Given exercise. Write out the entire listing below exactly, with the pictures left out.

Material for this exercise.
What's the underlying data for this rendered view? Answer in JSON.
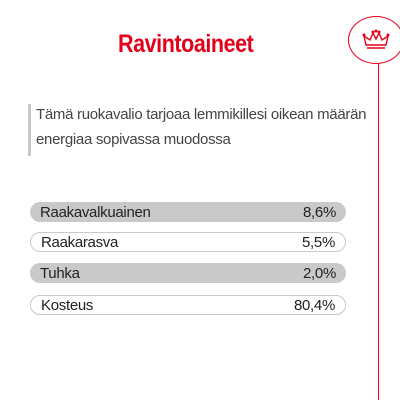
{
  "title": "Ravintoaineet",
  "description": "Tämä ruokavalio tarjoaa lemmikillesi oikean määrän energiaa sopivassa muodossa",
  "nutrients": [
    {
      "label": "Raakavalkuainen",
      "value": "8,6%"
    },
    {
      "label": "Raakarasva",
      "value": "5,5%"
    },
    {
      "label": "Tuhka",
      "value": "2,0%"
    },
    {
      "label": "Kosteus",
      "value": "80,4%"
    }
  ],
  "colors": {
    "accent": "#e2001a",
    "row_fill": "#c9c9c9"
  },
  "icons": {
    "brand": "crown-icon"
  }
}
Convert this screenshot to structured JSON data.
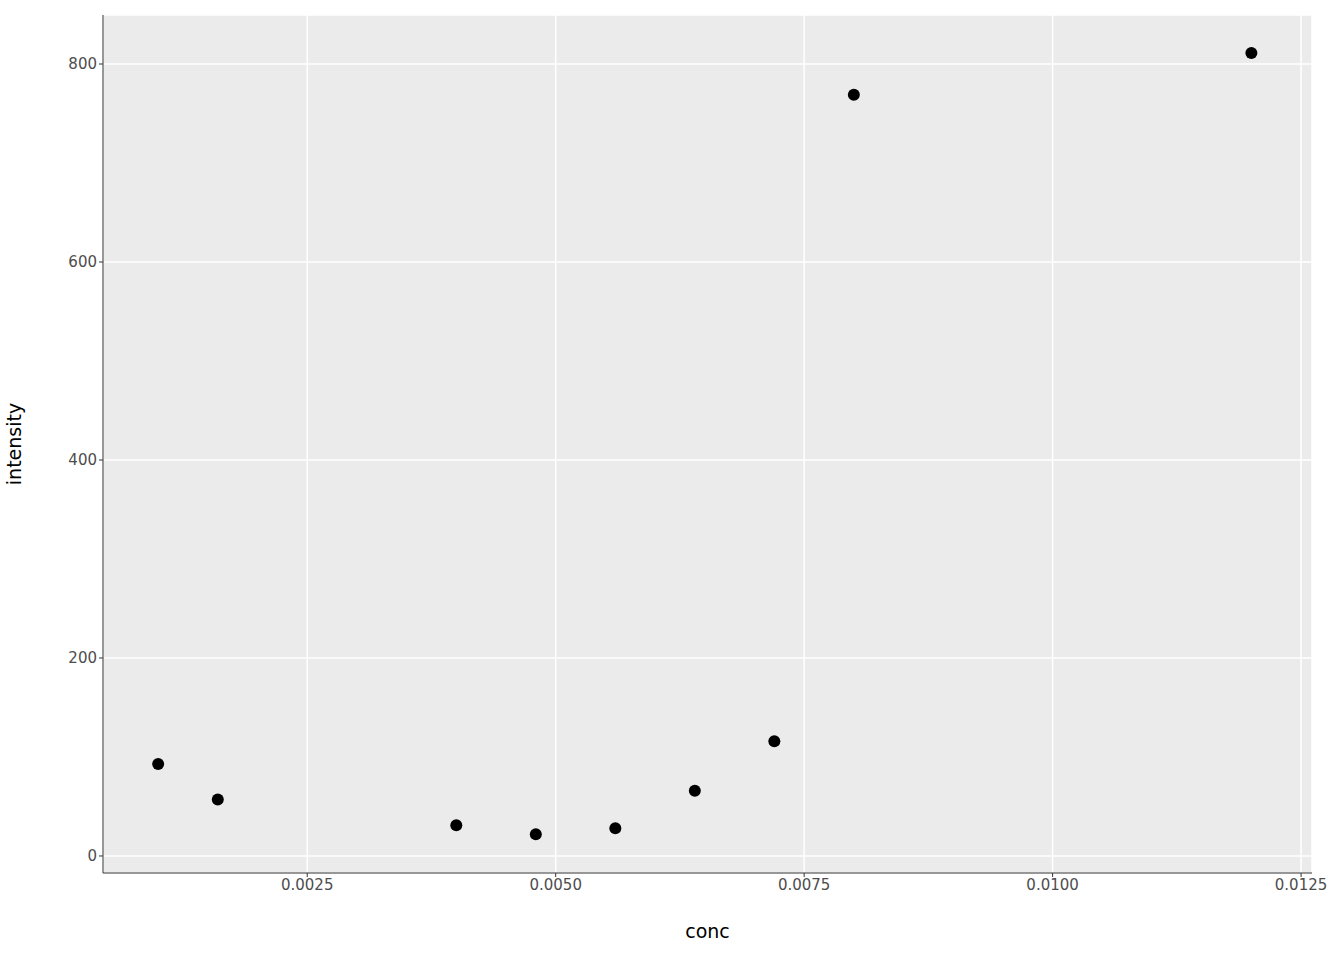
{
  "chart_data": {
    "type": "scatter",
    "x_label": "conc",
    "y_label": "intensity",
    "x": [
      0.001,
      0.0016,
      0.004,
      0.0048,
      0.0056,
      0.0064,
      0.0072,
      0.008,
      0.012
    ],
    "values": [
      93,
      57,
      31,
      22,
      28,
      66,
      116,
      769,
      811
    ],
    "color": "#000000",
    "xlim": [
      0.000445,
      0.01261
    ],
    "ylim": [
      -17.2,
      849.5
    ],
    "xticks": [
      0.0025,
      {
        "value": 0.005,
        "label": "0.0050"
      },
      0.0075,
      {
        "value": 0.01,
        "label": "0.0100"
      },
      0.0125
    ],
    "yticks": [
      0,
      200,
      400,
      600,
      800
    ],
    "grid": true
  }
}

Written answer.
What's the underlying data for this rendered view? Answer in JSON.
{
  "title": "Ravintoaineet",
  "description": "Tämä ruokavalio tarjoaa lemmikillesi oikean määrän energiaa sopivassa muodossa",
  "nutrients": [
    {
      "label": "Raakavalkuainen",
      "value": "8,6%"
    },
    {
      "label": "Raakarasva",
      "value": "5,5%"
    },
    {
      "label": "Tuhka",
      "value": "2,0%"
    },
    {
      "label": "Kosteus",
      "value": "80,4%"
    }
  ],
  "colors": {
    "accent": "#e2001a",
    "row_fill": "#c9c9c9"
  },
  "icons": {
    "brand": "crown-icon"
  }
}
Convert this screenshot to structured JSON data.
{
  "chart_data": {
    "type": "scatter",
    "x_label": "conc",
    "y_label": "intensity",
    "x": [
      0.001,
      0.0016,
      0.004,
      0.0048,
      0.0056,
      0.0064,
      0.0072,
      0.008,
      0.012
    ],
    "values": [
      93,
      57,
      31,
      22,
      28,
      66,
      116,
      769,
      811
    ],
    "color": "#000000",
    "xlim": [
      0.000445,
      0.01261
    ],
    "ylim": [
      -17.2,
      849.5
    ],
    "xticks": [
      0.0025,
      {
        "value": 0.005,
        "label": "0.0050"
      },
      0.0075,
      {
        "value": 0.01,
        "label": "0.0100"
      },
      0.0125
    ],
    "yticks": [
      0,
      200,
      400,
      600,
      800
    ],
    "grid": true
  }
}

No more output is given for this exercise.